### Problem description
Would you quote the material below in full and unchanged?

### Working data

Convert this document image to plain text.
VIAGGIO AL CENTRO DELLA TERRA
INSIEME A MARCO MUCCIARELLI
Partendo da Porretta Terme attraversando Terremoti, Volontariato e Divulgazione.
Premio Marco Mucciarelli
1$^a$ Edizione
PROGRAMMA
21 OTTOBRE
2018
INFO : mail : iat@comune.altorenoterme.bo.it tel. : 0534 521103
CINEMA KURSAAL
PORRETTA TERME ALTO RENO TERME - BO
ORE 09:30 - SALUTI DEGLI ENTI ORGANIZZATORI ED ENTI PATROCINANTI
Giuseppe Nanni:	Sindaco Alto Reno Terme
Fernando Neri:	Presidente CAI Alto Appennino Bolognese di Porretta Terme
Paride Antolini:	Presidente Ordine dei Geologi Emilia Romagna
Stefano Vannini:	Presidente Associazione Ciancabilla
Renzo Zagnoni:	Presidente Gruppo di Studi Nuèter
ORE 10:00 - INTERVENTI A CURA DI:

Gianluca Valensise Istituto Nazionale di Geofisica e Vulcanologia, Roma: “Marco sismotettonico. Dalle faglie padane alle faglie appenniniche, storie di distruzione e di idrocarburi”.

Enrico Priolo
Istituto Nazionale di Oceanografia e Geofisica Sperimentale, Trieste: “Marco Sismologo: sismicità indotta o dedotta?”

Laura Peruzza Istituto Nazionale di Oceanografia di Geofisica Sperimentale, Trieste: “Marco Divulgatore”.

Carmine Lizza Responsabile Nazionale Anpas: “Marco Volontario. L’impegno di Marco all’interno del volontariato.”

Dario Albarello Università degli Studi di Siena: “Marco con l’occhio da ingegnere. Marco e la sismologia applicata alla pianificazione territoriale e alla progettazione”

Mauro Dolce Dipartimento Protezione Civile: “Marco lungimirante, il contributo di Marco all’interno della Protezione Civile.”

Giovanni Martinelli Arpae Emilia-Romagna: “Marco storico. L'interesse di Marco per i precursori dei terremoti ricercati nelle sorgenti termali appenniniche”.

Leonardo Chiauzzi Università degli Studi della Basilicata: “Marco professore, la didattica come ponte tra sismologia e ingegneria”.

### Solution to the exercise
Convert this document image to plain text.
VIAGGIO AL CENTRO DELLA TERRA
INSIEME A MARCO MUCCIARELLI
Partendo da Porretta Terme attraversando Terremoti, Volontariato e Divulgazione.
Premio Marco Mucciarelli
1$^a$ Edizione
PROGRAMMA
21 OTTOBRE
2018
INFO : mail : iat@comune.altorenoterme.bo.it tel. : 0534 521103
CINEMA KURSAAL
PORRETTA TERME ALTO RENO TERME - BO
ORE 09:30 - SALUTI DEGLI ENTI ORGANIZZATORI ED ENTI PATROCINANTI
Giuseppe Nanni:	Sindaco Alto Reno Terme
Fernando Neri:	Presidente CAI Alto Appennino Bolognese di Porretta Terme
Paride Antolini:	Presidente Ordine dei Geologi Emilia Romagna
Stefano Vannini:	Presidente Associazione Ciancabilla
Renzo Zagnoni:	Presidente Gruppo di Studi Nuèter
ORE 10:00 - INTERVENTI A CURA DI:

Gianluca Valensise Istituto Nazionale di Geofisica e Vulcanologia, Roma: “Marco sismotettonico. Dalle faglie padane alle faglie appenniniche, storie di distruzione e di idrocarburi”.

Enrico Priolo
Istituto Nazionale di Oceanografia e Geofisica Sperimentale, Trieste: “Marco Sismologo: sismicità indotta o dedotta?”

Laura Peruzza Istituto Nazionale di Oceanografia di Geofisica Sperimentale, Trieste: “Marco Divulgatore”.

Carmine Lizza Responsabile Nazionale Anpas: “Marco Volontario. L’impegno di Marco all’interno del volontariato.”

Dario Albarello Università degli Studi di Siena: “Marco con l’occhio da ingegnere. Marco e la sismologia applicata alla pianificazione territoriale e alla progettazione”

Mauro Dolce Dipartimento Protezione Civile: “Marco lungimirante, il contributo di Marco all’interno della Protezione Civile.”

Giovanni Martinelli Arpae Emilia-Romagna: “Marco storico. L'interesse di Marco per i precursori dei terremoti ricercati nelle sorgenti termali appenniniche”.

Leonardo Chiauzzi Università degli Studi della Basilicata: “Marco professore, la didattica come ponte tra sismologia e ingegneria”.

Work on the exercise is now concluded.